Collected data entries

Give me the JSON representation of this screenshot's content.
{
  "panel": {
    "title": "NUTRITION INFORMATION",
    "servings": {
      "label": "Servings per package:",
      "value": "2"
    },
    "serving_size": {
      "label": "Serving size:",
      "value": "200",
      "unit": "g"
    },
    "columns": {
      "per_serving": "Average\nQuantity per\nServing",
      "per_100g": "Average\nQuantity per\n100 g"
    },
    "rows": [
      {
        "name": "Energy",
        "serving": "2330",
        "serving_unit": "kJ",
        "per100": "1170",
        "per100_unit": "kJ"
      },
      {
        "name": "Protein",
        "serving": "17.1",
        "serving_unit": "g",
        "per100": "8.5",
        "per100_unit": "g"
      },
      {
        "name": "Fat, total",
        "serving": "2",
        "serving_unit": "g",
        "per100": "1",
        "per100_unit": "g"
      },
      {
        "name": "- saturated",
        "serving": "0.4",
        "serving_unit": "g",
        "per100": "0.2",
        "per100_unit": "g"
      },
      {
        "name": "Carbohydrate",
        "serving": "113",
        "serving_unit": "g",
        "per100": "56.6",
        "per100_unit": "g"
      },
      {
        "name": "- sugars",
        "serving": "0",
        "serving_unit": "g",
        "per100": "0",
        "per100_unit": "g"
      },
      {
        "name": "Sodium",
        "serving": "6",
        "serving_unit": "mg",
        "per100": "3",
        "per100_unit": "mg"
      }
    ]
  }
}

WHAT IS REQUIRED
Output the data above exactly, please, line for line.

EXERCISE RESPONSE
Give me the JSON representation of this screenshot's content.
{
  "panel": {
    "title": "NUTRITION INFORMATION",
    "servings": {
      "label": "Servings per package:",
      "value": "2"
    },
    "serving_size": {
      "label": "Serving size:",
      "value": "200",
      "unit": "g"
    },
    "columns": {
      "per_serving": "Average\nQuantity per\nServing",
      "per_100g": "Average\nQuantity per\n100 g"
    },
    "rows": [
      {
        "name": "Energy",
        "serving": "2330",
        "serving_unit": "kJ",
        "per100": "1170",
        "per100_unit": "kJ"
      },
      {
        "name": "Protein",
        "serving": "17.1",
        "serving_unit": "g",
        "per100": "8.5",
        "per100_unit": "g"
      },
      {
        "name": "Fat, total",
        "serving": "2",
        "serving_unit": "g",
        "per100": "1",
        "per100_unit": "g"
      },
      {
        "name": "- saturated",
        "serving": "0.4",
        "serving_unit": "g",
        "per100": "0.2",
        "per100_unit": "g"
      },
      {
        "name": "Carbohydrate",
        "serving": "113",
        "serving_unit": "g",
        "per100": "56.6",
        "per100_unit": "g"
      },
      {
        "name": "- sugars",
        "serving": "0",
        "serving_unit": "g",
        "per100": "0",
        "per100_unit": "g"
      },
      {
        "name": "Sodium",
        "serving": "6",
        "serving_unit": "mg",
        "per100": "3",
        "per100_unit": "mg"
      }
    ]
  }
}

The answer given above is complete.